PROMPT:
Take the material below and retype it in full; pictures are left out.

RECORDS SHOWN:

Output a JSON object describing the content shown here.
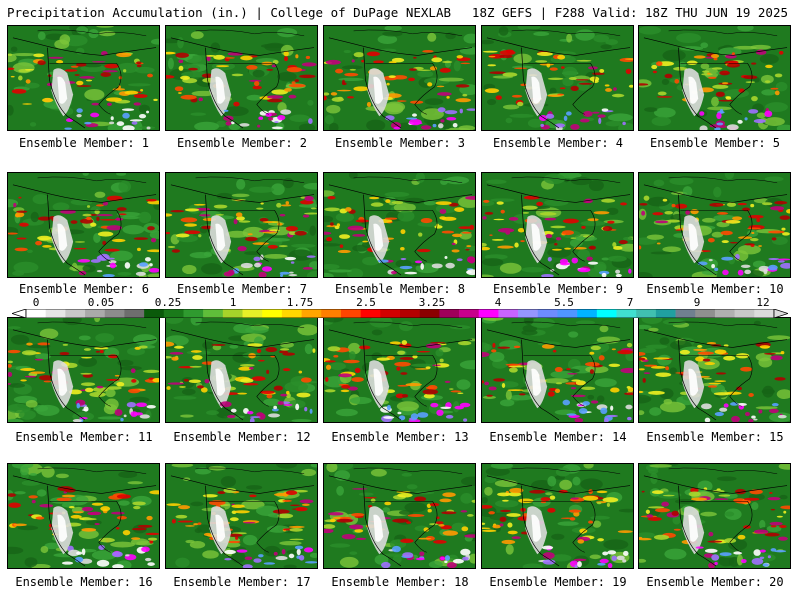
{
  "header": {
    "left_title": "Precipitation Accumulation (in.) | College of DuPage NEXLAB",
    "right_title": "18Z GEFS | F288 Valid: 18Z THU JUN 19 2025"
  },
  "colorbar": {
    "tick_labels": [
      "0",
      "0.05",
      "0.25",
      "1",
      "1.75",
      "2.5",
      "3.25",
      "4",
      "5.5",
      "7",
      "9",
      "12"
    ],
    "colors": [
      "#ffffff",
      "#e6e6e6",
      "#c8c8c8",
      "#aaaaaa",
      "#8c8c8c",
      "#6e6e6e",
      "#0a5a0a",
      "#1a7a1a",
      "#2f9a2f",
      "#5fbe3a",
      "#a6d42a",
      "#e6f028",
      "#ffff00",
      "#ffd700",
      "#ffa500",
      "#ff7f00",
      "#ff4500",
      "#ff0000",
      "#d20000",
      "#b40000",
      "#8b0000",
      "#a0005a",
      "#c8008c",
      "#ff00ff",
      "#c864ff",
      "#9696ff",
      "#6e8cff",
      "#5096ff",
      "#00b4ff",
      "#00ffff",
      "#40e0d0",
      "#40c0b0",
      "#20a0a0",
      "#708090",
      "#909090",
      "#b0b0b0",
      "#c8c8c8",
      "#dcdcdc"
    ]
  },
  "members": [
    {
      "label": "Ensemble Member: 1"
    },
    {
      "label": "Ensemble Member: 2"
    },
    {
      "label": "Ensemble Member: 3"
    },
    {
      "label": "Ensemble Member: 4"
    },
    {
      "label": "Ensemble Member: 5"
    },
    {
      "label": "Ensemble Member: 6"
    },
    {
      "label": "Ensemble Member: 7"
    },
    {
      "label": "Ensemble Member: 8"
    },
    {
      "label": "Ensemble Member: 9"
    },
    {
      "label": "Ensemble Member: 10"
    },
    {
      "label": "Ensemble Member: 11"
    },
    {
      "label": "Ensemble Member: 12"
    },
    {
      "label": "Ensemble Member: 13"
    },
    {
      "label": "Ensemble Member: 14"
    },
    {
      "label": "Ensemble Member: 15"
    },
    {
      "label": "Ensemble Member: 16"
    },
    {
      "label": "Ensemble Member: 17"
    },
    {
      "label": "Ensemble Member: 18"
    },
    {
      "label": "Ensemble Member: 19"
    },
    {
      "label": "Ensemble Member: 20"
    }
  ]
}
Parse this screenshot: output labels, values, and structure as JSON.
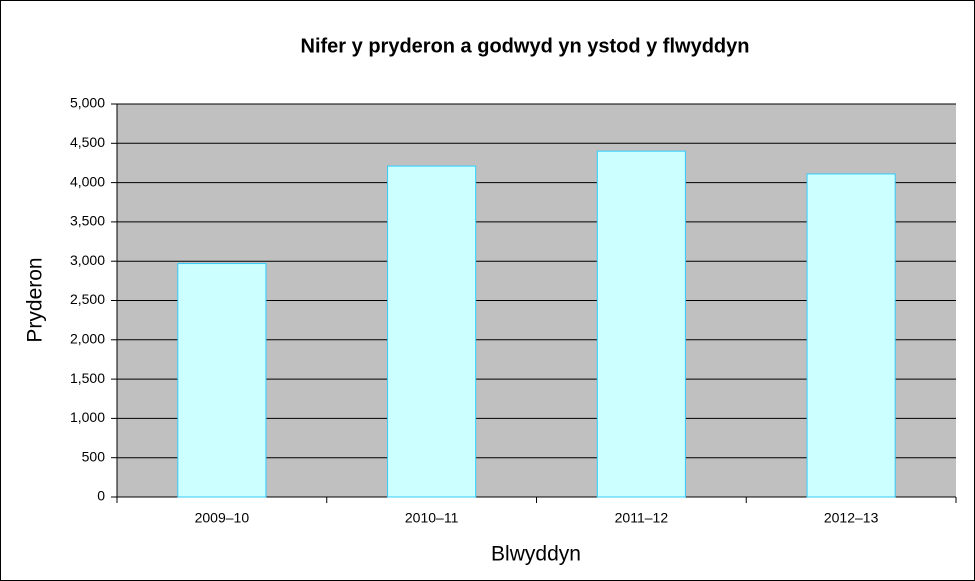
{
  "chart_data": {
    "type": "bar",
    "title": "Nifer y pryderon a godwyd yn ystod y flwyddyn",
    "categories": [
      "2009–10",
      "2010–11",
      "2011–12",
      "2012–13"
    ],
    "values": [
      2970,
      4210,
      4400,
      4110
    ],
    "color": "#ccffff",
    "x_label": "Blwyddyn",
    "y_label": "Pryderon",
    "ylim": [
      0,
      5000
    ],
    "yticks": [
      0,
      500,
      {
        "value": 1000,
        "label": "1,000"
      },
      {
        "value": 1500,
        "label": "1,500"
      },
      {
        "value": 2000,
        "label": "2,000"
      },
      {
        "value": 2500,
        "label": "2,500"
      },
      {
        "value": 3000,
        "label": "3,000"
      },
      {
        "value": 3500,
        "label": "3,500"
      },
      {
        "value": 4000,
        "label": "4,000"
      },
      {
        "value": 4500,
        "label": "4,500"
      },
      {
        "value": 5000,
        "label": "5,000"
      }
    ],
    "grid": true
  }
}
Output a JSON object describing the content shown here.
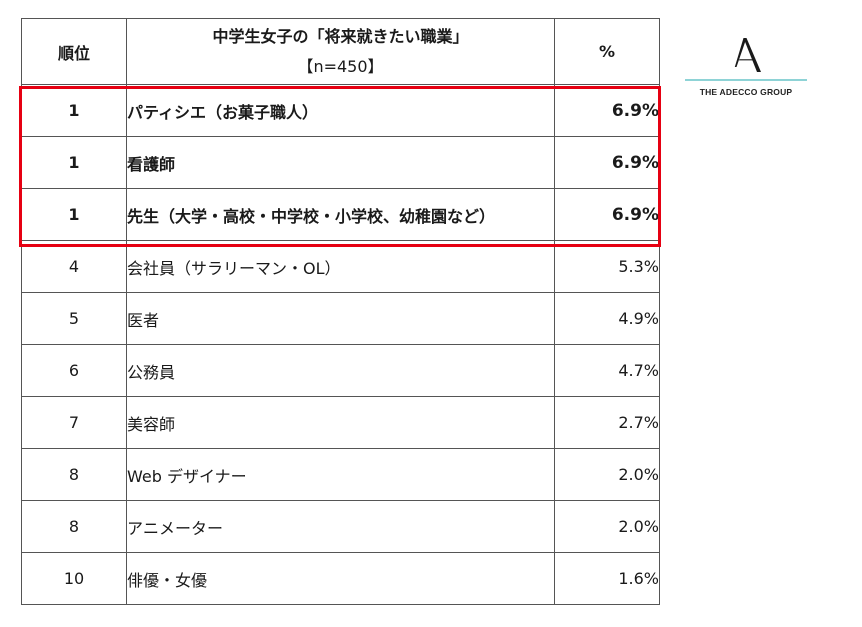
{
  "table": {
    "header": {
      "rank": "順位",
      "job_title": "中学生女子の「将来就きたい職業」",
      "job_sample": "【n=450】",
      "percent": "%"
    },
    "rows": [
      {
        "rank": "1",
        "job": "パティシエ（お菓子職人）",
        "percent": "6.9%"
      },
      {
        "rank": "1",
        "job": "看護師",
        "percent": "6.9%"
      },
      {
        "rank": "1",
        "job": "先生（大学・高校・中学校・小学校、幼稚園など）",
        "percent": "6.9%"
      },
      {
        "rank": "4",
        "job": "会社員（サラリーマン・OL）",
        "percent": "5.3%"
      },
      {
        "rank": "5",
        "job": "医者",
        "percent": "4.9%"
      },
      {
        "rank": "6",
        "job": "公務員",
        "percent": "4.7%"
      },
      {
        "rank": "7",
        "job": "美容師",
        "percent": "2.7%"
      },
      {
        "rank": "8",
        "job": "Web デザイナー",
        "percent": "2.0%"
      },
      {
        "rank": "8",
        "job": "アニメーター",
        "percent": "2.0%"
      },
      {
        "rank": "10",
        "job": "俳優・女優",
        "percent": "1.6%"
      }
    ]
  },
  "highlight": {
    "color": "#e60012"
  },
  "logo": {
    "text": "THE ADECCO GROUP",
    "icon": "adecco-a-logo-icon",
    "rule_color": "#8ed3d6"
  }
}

RESPONSE:
Output a JSON object describing the content shown here.
{
  "header": {
    "left_title": "Precipitation Accumulation (in.) | College of DuPage NEXLAB",
    "right_title": "18Z GEFS | F288 Valid: 18Z THU JUN 19 2025"
  },
  "colorbar": {
    "tick_labels": [
      "0",
      "0.05",
      "0.25",
      "1",
      "1.75",
      "2.5",
      "3.25",
      "4",
      "5.5",
      "7",
      "9",
      "12"
    ],
    "colors": [
      "#ffffff",
      "#e6e6e6",
      "#c8c8c8",
      "#aaaaaa",
      "#8c8c8c",
      "#6e6e6e",
      "#0a5a0a",
      "#1a7a1a",
      "#2f9a2f",
      "#5fbe3a",
      "#a6d42a",
      "#e6f028",
      "#ffff00",
      "#ffd700",
      "#ffa500",
      "#ff7f00",
      "#ff4500",
      "#ff0000",
      "#d20000",
      "#b40000",
      "#8b0000",
      "#a0005a",
      "#c8008c",
      "#ff00ff",
      "#c864ff",
      "#9696ff",
      "#6e8cff",
      "#5096ff",
      "#00b4ff",
      "#00ffff",
      "#40e0d0",
      "#40c0b0",
      "#20a0a0",
      "#708090",
      "#909090",
      "#b0b0b0",
      "#c8c8c8",
      "#dcdcdc"
    ]
  },
  "members": [
    {
      "label": "Ensemble Member: 1"
    },
    {
      "label": "Ensemble Member: 2"
    },
    {
      "label": "Ensemble Member: 3"
    },
    {
      "label": "Ensemble Member: 4"
    },
    {
      "label": "Ensemble Member: 5"
    },
    {
      "label": "Ensemble Member: 6"
    },
    {
      "label": "Ensemble Member: 7"
    },
    {
      "label": "Ensemble Member: 8"
    },
    {
      "label": "Ensemble Member: 9"
    },
    {
      "label": "Ensemble Member: 10"
    },
    {
      "label": "Ensemble Member: 11"
    },
    {
      "label": "Ensemble Member: 12"
    },
    {
      "label": "Ensemble Member: 13"
    },
    {
      "label": "Ensemble Member: 14"
    },
    {
      "label": "Ensemble Member: 15"
    },
    {
      "label": "Ensemble Member: 16"
    },
    {
      "label": "Ensemble Member: 17"
    },
    {
      "label": "Ensemble Member: 18"
    },
    {
      "label": "Ensemble Member: 19"
    },
    {
      "label": "Ensemble Member: 20"
    }
  ]
}
Parse this screenshot: output labels, values, and structure as JSON.
{
  "chart_data": {
    "type": "bar",
    "title": "Nifer y pryderon a godwyd yn ystod y flwyddyn",
    "categories": [
      "2009–10",
      "2010–11",
      "2011–12",
      "2012–13"
    ],
    "values": [
      2970,
      4210,
      4400,
      4110
    ],
    "color": "#ccffff",
    "x_label": "Blwyddyn",
    "y_label": "Pryderon",
    "ylim": [
      0,
      5000
    ],
    "yticks": [
      0,
      500,
      {
        "value": 1000,
        "label": "1,000"
      },
      {
        "value": 1500,
        "label": "1,500"
      },
      {
        "value": 2000,
        "label": "2,000"
      },
      {
        "value": 2500,
        "label": "2,500"
      },
      {
        "value": 3000,
        "label": "3,000"
      },
      {
        "value": 3500,
        "label": "3,500"
      },
      {
        "value": 4000,
        "label": "4,000"
      },
      {
        "value": 4500,
        "label": "4,500"
      },
      {
        "value": 5000,
        "label": "5,000"
      }
    ],
    "grid": true
  }
}
Output a JSON object describing the content shown here.
{
  "table": {
    "header": {
      "rank": "順位",
      "job_title": "中学生女子の「将来就きたい職業」",
      "job_sample": "【n=450】",
      "percent": "%"
    },
    "rows": [
      {
        "rank": "1",
        "job": "パティシエ（お菓子職人）",
        "percent": "6.9%"
      },
      {
        "rank": "1",
        "job": "看護師",
        "percent": "6.9%"
      },
      {
        "rank": "1",
        "job": "先生（大学・高校・中学校・小学校、幼稚園など）",
        "percent": "6.9%"
      },
      {
        "rank": "4",
        "job": "会社員（サラリーマン・OL）",
        "percent": "5.3%"
      },
      {
        "rank": "5",
        "job": "医者",
        "percent": "4.9%"
      },
      {
        "rank": "6",
        "job": "公務員",
        "percent": "4.7%"
      },
      {
        "rank": "7",
        "job": "美容師",
        "percent": "2.7%"
      },
      {
        "rank": "8",
        "job": "Web デザイナー",
        "percent": "2.0%"
      },
      {
        "rank": "8",
        "job": "アニメーター",
        "percent": "2.0%"
      },
      {
        "rank": "10",
        "job": "俳優・女優",
        "percent": "1.6%"
      }
    ]
  },
  "highlight": {
    "color": "#e60012"
  },
  "logo": {
    "text": "THE ADECCO GROUP",
    "icon": "adecco-a-logo-icon",
    "rule_color": "#8ed3d6"
  }
}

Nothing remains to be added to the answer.